Work to complete:
Read the listing and extract each line that includes the word "kaliya".

Dataset items:
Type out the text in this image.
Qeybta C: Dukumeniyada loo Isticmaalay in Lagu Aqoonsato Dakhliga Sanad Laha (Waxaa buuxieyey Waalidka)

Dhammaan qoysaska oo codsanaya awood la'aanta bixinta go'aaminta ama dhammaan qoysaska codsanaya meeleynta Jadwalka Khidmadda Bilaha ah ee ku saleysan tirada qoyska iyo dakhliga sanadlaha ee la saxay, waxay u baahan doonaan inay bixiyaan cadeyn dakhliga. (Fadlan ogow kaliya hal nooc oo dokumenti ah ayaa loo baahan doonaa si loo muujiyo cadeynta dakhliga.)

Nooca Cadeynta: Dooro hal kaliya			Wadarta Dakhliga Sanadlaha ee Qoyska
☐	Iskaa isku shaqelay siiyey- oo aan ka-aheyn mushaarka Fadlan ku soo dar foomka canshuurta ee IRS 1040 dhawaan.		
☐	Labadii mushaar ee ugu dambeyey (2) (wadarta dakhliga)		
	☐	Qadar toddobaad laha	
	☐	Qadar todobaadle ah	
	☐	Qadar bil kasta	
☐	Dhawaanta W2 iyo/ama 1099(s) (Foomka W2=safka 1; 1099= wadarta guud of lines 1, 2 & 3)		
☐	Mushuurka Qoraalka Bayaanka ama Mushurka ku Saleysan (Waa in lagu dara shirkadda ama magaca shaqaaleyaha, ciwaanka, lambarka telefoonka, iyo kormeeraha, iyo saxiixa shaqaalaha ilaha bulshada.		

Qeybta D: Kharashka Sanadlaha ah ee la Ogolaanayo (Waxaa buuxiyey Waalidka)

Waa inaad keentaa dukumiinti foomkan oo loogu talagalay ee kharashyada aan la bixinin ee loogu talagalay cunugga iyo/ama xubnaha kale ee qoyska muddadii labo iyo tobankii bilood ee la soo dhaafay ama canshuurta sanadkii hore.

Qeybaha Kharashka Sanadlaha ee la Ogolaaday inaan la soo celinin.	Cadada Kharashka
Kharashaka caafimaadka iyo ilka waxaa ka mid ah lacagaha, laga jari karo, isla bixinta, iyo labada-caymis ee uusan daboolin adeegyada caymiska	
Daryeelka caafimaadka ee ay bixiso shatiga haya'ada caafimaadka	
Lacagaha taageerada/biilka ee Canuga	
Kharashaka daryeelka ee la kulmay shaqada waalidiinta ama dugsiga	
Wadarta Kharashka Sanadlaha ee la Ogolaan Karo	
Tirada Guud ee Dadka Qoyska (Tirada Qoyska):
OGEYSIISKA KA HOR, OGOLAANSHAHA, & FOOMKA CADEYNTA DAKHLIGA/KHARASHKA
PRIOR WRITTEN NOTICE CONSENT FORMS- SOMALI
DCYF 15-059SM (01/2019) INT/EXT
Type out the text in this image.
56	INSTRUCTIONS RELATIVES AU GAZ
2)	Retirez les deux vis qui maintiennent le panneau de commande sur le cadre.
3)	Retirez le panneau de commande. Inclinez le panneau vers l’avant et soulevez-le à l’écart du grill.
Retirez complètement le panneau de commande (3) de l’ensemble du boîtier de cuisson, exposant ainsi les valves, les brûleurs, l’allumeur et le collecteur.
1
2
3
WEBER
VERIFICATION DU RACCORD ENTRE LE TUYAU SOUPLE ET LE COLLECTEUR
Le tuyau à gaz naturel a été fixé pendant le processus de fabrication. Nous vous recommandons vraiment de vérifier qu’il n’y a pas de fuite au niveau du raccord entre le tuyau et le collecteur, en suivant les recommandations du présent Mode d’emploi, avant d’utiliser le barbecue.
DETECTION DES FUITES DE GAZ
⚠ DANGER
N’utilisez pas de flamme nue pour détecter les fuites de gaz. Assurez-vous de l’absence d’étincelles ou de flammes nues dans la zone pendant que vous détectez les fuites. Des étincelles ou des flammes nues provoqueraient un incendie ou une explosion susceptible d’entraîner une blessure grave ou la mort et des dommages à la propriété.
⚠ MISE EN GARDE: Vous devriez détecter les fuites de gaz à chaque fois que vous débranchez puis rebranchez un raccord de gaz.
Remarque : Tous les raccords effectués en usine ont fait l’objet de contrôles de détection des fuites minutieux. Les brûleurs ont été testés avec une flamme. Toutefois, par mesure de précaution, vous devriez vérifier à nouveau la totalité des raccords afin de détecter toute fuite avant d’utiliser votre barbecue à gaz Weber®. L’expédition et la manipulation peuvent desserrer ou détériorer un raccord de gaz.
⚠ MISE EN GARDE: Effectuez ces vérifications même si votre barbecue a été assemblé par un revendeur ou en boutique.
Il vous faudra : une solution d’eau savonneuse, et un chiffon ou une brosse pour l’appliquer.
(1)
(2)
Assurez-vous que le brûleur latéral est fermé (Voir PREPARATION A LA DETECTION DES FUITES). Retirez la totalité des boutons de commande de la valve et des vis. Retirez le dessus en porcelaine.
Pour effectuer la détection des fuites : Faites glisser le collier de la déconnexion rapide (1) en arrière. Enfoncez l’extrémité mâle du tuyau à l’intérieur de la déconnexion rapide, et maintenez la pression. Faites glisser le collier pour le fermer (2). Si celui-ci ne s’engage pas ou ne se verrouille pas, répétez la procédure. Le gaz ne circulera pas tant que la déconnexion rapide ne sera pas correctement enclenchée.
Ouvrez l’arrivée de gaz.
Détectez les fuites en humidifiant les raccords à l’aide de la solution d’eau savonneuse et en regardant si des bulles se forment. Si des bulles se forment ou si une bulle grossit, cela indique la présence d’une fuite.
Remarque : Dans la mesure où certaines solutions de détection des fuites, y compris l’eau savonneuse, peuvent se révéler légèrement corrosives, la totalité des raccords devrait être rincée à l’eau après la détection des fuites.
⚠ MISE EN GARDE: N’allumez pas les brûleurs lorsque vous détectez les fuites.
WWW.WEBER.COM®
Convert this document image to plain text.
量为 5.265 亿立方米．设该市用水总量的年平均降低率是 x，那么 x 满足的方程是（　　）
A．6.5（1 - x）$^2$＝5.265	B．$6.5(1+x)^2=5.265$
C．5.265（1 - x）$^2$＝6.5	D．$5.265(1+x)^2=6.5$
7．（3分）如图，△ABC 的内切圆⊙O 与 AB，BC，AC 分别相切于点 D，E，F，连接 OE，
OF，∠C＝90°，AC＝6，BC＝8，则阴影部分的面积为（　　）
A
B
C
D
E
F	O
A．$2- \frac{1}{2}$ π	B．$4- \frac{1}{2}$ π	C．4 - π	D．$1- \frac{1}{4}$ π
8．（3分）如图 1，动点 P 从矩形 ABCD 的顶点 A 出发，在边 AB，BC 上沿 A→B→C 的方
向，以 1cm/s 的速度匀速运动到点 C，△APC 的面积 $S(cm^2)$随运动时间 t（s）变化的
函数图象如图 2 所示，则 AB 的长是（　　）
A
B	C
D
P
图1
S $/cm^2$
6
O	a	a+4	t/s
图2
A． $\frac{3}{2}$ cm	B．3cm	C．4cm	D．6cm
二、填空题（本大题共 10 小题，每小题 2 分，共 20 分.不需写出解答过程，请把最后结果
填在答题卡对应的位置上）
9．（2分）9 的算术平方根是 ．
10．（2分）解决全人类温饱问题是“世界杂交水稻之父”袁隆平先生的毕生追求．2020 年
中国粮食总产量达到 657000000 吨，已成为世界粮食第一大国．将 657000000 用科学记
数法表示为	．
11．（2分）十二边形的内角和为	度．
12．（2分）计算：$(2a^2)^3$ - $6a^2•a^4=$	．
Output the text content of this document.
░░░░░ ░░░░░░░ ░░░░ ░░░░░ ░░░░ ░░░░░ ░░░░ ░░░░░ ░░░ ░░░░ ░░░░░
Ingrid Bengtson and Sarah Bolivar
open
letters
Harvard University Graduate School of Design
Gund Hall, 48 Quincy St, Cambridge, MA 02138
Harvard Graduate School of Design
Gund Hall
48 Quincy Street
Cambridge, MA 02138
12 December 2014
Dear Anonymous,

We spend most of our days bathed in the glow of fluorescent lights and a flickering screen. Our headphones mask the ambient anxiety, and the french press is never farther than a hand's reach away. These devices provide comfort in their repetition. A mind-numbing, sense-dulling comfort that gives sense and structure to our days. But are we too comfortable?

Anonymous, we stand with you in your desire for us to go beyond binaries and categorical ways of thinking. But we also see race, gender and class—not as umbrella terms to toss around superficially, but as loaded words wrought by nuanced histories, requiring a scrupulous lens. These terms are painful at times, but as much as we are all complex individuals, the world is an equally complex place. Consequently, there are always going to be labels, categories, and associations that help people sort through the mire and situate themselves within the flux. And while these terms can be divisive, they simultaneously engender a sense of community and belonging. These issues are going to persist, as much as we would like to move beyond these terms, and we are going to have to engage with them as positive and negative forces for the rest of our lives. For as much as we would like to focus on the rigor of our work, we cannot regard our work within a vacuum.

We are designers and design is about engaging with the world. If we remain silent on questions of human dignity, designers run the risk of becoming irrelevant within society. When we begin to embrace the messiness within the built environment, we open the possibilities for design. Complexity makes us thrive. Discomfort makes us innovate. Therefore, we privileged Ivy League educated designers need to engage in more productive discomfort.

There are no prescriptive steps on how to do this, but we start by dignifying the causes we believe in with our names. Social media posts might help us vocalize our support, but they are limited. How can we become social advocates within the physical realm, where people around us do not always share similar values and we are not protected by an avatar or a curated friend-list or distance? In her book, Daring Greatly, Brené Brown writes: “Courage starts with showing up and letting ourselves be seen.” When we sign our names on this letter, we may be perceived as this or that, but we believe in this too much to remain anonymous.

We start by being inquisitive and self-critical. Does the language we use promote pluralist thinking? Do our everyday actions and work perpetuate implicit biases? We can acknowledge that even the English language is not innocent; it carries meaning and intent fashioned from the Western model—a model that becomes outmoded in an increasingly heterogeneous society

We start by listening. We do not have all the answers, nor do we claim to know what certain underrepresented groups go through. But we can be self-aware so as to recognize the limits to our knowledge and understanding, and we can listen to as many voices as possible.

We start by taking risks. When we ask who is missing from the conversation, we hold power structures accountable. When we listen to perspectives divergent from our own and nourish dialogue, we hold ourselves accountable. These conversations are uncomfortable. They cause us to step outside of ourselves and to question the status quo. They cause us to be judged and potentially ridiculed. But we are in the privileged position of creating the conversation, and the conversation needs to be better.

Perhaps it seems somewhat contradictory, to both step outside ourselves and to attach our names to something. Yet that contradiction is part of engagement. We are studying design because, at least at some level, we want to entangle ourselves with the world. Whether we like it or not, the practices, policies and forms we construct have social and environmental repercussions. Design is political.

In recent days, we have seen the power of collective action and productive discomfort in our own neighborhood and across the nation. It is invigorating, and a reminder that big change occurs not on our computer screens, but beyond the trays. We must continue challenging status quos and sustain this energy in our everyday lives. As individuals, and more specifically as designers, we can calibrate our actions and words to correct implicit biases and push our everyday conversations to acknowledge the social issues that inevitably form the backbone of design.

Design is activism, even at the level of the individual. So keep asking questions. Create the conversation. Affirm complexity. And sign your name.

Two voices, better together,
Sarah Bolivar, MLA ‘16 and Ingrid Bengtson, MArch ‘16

Solution to the problem:
Dhammaan qoysaska oo codsanaya awood la'aanta bixinta go'aaminta ama dhammaan qoysaska codsanaya meeleynta Jadwalka Khidmadda Bilaha ah ee ku saleysan tirada qoyska iyo dakhliga sanadlaha ee la saxay, waxay u baahan doonaan inay bixiyaan cadeyn dakhliga. (Fadlan ogow kaliya hal nooc oo dokumenti ah ayaa loo baahan doonaa si loo muujiyo cadeynta dakhliga.)
Nooca Cadeynta: Dooro hal kaliya			Wadarta Dakhliga Sanadlaha ee Qoyska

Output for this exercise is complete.